* **EXERCISE BRIEF**:
Each line that holds the word "peer" counts once. Give the total number of such lines and nothing else.

##### PROVIDED ENTRIES #####

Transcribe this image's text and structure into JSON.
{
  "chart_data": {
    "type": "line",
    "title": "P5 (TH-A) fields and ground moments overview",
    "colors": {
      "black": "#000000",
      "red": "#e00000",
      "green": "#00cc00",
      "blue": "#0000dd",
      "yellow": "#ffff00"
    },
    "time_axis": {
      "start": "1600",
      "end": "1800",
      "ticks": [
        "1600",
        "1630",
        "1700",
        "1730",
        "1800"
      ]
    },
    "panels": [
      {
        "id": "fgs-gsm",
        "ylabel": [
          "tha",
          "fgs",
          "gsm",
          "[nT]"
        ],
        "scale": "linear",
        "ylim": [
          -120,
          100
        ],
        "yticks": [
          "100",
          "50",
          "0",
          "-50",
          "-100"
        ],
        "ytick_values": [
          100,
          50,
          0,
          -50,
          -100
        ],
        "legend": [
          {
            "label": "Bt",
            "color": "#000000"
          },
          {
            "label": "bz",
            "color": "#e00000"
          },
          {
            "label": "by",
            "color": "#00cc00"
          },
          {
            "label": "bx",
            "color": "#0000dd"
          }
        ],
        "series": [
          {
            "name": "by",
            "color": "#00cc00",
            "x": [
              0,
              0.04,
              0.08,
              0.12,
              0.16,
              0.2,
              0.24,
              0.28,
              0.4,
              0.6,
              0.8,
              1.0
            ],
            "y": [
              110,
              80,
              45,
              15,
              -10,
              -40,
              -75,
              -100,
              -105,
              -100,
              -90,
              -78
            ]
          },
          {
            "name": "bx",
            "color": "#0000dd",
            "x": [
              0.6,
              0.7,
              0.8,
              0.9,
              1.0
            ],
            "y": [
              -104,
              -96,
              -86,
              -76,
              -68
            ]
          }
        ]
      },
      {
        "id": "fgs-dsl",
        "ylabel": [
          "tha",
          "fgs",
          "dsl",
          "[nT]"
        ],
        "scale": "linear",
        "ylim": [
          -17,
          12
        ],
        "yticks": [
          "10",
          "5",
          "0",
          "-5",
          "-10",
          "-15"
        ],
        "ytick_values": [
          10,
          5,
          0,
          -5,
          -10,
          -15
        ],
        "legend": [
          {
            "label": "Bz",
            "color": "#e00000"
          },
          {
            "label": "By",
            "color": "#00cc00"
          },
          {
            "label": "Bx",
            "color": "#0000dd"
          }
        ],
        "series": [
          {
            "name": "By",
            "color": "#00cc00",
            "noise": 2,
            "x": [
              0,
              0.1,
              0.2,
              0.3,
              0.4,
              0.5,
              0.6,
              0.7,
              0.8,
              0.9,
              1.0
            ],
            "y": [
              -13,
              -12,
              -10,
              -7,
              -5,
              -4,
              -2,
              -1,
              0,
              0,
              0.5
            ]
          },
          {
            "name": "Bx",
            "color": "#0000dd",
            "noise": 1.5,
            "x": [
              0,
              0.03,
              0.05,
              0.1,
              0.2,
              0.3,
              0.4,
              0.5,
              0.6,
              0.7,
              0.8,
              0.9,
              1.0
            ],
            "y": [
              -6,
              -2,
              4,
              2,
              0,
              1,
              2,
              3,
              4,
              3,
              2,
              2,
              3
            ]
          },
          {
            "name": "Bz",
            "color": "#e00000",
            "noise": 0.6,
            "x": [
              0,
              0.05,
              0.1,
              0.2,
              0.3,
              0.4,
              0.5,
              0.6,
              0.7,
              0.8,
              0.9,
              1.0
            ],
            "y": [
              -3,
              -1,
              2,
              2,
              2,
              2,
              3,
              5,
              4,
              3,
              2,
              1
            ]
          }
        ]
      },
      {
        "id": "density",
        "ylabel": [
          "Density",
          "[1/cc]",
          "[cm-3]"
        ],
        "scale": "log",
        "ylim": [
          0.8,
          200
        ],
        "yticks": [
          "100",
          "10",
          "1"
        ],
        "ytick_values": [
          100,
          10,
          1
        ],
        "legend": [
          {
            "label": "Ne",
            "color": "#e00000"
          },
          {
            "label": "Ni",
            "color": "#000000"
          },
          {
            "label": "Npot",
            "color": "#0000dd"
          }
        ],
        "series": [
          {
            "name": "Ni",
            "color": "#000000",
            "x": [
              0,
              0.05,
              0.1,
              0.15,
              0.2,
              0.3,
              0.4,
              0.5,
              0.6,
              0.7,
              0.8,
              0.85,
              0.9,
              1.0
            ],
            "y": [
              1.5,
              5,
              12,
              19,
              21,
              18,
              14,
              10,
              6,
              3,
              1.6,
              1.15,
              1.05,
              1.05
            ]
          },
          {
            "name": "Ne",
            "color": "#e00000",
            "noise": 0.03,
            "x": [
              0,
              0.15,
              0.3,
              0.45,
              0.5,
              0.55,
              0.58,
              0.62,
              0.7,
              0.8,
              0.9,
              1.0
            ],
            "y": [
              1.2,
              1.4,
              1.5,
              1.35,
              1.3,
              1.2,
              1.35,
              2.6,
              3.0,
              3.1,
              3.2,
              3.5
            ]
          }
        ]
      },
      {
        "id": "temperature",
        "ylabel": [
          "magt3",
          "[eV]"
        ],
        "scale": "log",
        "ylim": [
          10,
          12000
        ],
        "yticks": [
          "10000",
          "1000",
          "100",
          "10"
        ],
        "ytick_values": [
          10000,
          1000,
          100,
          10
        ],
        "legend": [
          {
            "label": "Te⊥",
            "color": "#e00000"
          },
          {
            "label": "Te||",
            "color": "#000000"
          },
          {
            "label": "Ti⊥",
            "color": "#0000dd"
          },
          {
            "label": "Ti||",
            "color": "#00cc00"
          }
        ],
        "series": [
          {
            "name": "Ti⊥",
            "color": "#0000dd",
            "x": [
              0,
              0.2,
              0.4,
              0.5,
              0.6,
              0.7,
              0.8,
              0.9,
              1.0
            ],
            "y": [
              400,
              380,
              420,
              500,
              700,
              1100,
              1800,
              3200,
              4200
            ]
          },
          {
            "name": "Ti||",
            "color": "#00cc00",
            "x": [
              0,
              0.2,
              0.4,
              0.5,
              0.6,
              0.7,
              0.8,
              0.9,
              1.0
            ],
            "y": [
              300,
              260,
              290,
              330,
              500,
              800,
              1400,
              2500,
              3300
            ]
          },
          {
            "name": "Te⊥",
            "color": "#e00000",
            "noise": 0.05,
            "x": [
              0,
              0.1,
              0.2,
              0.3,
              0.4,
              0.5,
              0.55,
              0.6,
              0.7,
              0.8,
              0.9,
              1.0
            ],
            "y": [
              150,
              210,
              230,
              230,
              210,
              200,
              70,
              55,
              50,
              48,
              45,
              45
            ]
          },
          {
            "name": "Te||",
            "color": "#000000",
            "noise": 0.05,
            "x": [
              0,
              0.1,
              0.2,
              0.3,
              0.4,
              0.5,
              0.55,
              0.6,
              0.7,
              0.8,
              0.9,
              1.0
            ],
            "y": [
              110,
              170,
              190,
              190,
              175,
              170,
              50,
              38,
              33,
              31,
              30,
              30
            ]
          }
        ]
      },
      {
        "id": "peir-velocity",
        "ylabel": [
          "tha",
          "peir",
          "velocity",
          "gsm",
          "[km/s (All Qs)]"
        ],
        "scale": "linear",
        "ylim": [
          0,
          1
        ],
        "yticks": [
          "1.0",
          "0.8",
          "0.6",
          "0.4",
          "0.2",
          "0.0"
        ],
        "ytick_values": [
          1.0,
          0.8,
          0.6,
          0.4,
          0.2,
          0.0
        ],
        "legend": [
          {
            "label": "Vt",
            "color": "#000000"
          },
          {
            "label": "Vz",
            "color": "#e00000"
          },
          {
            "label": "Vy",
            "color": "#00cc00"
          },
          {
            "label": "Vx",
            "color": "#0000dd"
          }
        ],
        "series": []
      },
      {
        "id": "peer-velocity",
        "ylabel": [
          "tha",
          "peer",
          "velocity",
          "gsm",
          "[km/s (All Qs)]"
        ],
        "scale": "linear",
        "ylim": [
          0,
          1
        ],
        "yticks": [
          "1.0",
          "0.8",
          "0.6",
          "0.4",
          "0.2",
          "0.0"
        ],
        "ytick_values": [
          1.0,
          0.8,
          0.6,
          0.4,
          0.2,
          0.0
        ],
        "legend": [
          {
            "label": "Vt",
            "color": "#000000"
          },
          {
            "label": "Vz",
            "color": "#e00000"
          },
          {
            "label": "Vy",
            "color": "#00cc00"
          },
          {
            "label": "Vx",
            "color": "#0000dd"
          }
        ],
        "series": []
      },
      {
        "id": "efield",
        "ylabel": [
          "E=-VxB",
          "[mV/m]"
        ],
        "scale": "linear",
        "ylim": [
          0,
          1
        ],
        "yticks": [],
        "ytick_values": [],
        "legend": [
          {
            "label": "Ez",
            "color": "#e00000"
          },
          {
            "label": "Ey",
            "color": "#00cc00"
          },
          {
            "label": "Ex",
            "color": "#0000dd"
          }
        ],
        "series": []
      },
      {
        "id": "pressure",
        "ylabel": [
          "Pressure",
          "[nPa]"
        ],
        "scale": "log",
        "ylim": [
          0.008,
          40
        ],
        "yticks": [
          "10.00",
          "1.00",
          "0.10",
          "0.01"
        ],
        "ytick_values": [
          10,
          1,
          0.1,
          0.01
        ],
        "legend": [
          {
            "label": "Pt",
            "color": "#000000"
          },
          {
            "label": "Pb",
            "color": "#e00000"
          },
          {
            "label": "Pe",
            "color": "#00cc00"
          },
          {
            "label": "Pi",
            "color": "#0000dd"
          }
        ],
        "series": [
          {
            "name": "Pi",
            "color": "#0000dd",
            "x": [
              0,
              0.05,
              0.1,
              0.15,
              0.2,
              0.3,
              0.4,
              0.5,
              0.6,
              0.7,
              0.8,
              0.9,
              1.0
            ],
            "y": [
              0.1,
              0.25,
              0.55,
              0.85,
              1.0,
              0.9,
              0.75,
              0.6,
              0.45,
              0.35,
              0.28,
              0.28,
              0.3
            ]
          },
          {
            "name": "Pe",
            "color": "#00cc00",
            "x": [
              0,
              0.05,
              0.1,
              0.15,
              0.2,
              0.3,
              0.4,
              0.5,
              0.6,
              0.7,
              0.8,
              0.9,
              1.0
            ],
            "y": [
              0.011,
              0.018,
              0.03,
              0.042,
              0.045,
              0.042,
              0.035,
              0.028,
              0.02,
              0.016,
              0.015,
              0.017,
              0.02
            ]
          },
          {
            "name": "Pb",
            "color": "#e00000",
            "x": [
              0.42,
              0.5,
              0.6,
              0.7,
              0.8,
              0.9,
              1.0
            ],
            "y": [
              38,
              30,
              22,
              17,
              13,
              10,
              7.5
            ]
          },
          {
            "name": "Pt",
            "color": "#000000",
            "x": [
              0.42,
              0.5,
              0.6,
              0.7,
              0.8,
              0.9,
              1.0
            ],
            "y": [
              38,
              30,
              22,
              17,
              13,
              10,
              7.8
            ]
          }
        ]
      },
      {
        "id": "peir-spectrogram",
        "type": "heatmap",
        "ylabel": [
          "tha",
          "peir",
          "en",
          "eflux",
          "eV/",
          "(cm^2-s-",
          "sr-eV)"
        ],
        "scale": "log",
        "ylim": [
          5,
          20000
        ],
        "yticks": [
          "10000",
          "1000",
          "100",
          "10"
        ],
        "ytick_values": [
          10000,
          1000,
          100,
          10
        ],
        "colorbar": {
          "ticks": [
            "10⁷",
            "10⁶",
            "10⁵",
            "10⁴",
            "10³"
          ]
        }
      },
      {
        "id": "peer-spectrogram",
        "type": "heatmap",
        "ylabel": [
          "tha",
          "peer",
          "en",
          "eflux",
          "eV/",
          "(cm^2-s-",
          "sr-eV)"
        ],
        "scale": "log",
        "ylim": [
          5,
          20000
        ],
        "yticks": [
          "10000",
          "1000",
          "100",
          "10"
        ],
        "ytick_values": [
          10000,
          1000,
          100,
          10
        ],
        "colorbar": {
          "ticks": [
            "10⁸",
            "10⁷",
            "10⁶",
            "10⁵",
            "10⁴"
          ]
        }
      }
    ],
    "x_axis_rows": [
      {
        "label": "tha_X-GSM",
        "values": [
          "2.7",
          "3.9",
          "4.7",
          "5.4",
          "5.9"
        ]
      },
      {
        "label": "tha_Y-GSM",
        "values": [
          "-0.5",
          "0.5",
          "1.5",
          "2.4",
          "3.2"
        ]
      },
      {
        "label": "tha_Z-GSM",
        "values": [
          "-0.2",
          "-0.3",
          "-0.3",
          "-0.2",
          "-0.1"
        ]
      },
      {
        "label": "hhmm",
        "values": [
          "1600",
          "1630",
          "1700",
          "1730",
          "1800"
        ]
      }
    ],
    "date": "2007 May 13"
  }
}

#####

* **CORRECT RESULT**:
4